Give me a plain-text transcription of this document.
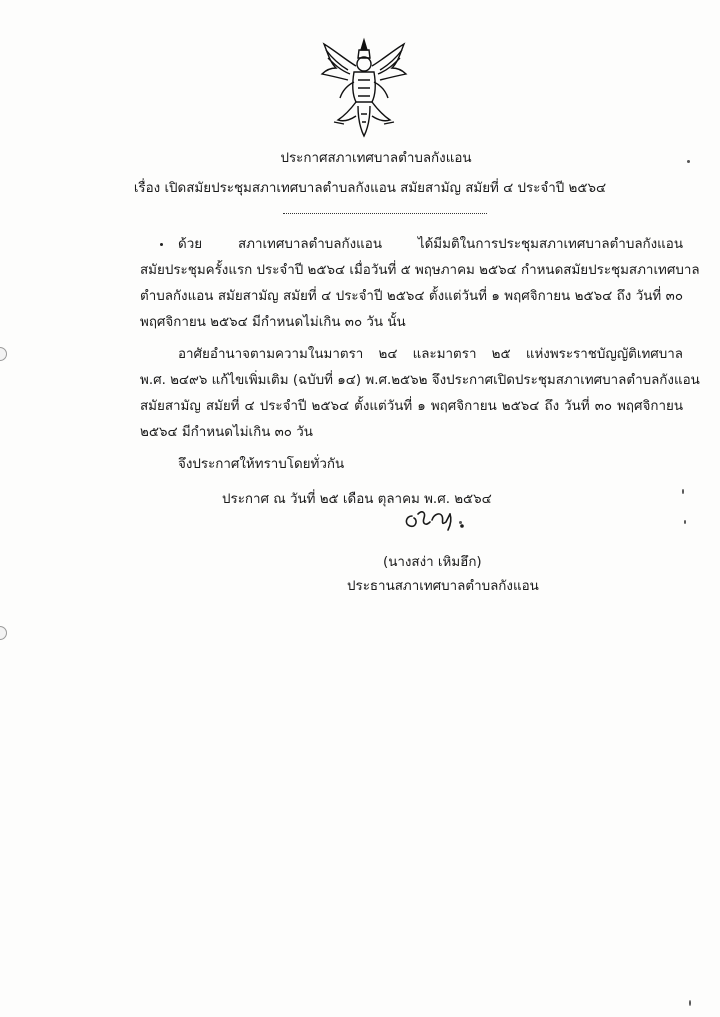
ประกาศสภาเทศบาลตำบลกังแอน
เรื่อง เปิดสมัยประชุมสภาเทศบาลตำบลกังแอน สมัยสามัญ สมัยที่ ๔ ประจำปี ๒๕๖๔
ด้วย สภาเทศบาลตำบลกังแอน ได้มีมติในการประชุมสภาเทศบาลตำบลกังแอน
สมัยประชุมครั้งแรก ประจำปี ๒๕๖๔ เมื่อวันที่ ๕ พฤษภาคม ๒๕๖๔ กำหนดสมัยประชุมสภาเทศบาล
ตำบลกังแอน สมัยสามัญ สมัยที่ ๔ ประจำปี ๒๕๖๔ ตั้งแต่วันที่ ๑ พฤศจิกายน ๒๕๖๔ ถึง วันที่ ๓๐
พฤศจิกายน ๒๕๖๔ มีกำหนดไม่เกิน ๓๐ วัน นั้น
อาศัยอำนาจตามความในมาตรา ๒๔ และมาตรา ๒๕ แห่งพระราชบัญญัติเทศบาล
พ.ศ. ๒๔๙๖ แก้ไขเพิ่มเติม (ฉบับที่ ๑๔) พ.ศ.๒๕๖๒ จึงประกาศเปิดประชุมสภาเทศบาลตำบลกังแอน
สมัยสามัญ สมัยที่ ๔ ประจำปี ๒๕๖๔ ตั้งแต่วันที่ ๑ พฤศจิกายน ๒๕๖๔ ถึง วันที่ ๓๐ พฤศจิกายน
๒๕๖๔ มีกำหนดไม่เกิน ๓๐ วัน
จึงประกาศให้ทราบโดยทั่วกัน
ประกาศ ณ วันที่ ๒๕ เดือน ตุลาคม พ.ศ. ๒๕๖๔
(นางสง่า เหิมฮึก)
ประธานสภาเทศบาลตำบลกังแอน
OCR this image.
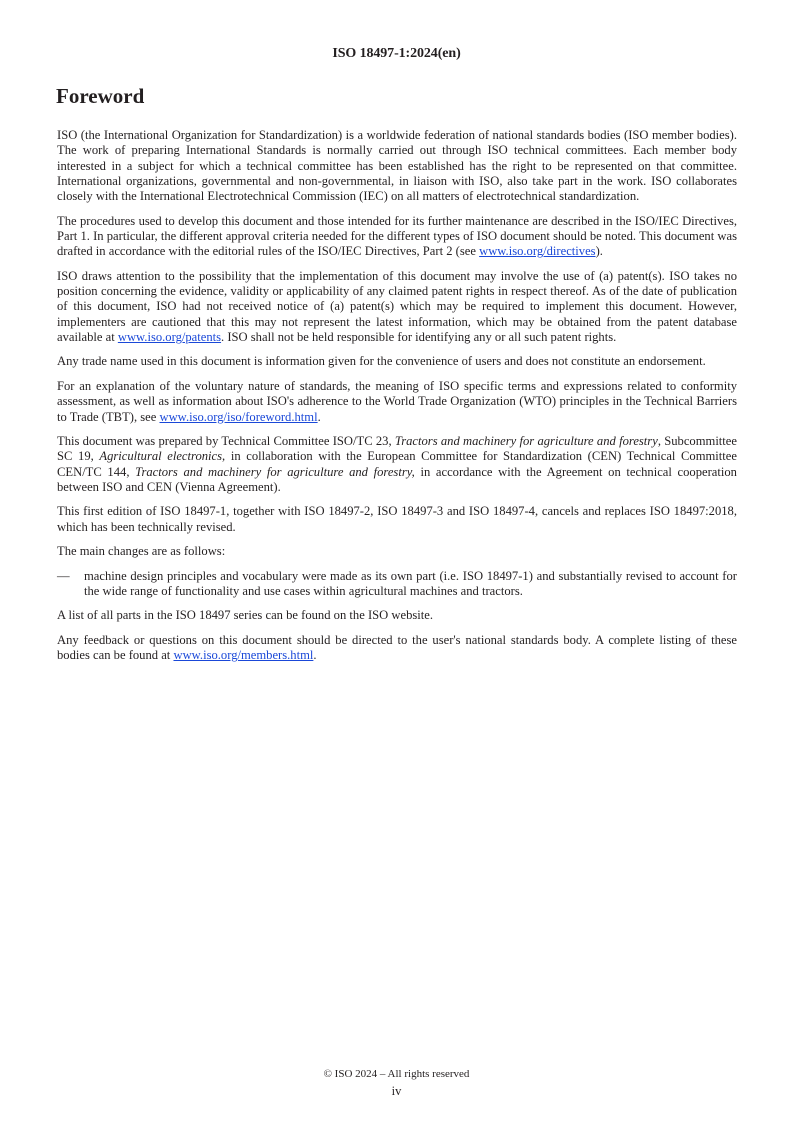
ISO 18497-1:2024(en)
Foreword

ISO (the International Organization for Standardization) is a worldwide federation of national standards bodies (ISO member bodies). The work of preparing International Standards is normally carried out through ISO technical committees. Each member body interested in a subject for which a technical committee has been established has the right to be represented on that committee. International organizations, governmental and non-governmental, in liaison with ISO, also take part in the work. ISO collaborates closely with the International Electrotechnical Commission (IEC) on all matters of electrotechnical standardization.

The procedures used to develop this document and those intended for its further maintenance are described in the ISO/IEC Directives, Part 1. In particular, the different approval criteria needed for the different types of ISO document should be noted. This document was drafted in accordance with the editorial rules of the ISO/IEC Directives, Part 2 (see www.iso.org/directives).

ISO draws attention to the possibility that the implementation of this document may involve the use of (a) patent(s). ISO takes no position concerning the evidence, validity or applicability of any claimed patent rights in respect thereof. As of the date of publication of this document, ISO had not received notice of (a) patent(s) which may be required to implement this document. However, implementers are cautioned that this may not represent the latest information, which may be obtained from the patent database available at www.iso.org/patents. ISO shall not be held responsible for identifying any or all such patent rights.

Any trade name used in this document is information given for the convenience of users and does not constitute an endorsement.

For an explanation of the voluntary nature of standards, the meaning of ISO specific terms and expressions related to conformity assessment, as well as information about ISO's adherence to the World Trade Organization (WTO) principles in the Technical Barriers to Trade (TBT), see www.iso.org/iso/foreword.html.

This document was prepared by Technical Committee ISO/TC 23, Tractors and machinery for agriculture and forestry, Subcommittee SC 19, Agricultural electronics, in collaboration with the European Committee for Standardization (CEN) Technical Committee CEN/TC 144, Tractors and machinery for agriculture and forestry, in accordance with the Agreement on technical cooperation between ISO and CEN (Vienna Agreement).

This first edition of ISO 18497-1, together with ISO 18497-2, ISO 18497-3 and ISO 18497-4, cancels and replaces ISO 18497:2018, which has been technically revised.

The main changes are as follows:

— machine design principles and vocabulary were made as its own part (i.e. ISO 18497-1) and substantially revised to account for the wide range of functionality and use cases within agricultural machines and tractors.

A list of all parts in the ISO 18497 series can be found on the ISO website.

Any feedback or questions on this document should be directed to the user's national standards body. A complete listing of these bodies can be found at www.iso.org/members.html.

© ISO 2024 – All rights reserved
iv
==============================
**Required task**
Where a line contains "พฤศจ", copy that line.

**Output of the task**
ตำบลกังแอน สมัยสามัญ สมัยที่ ๔ ประจำปี ๒๕๖๔ ตั้งแต่วันที่ ๑ พฤศจิกายน ๒๕๖๔ ถึง วันที่ ๓๐
พฤศจิกายน ๒๕๖๔ มีกำหนดไม่เกิน ๓๐ วัน นั้น
สมัยสามัญ สมัยที่ ๔ ประจำปี ๒๕๖๔ ตั้งแต่วันที่ ๑ พฤศจิกายน ๒๕๖๔ ถึง วันที่ ๓๐ พฤศจิกายน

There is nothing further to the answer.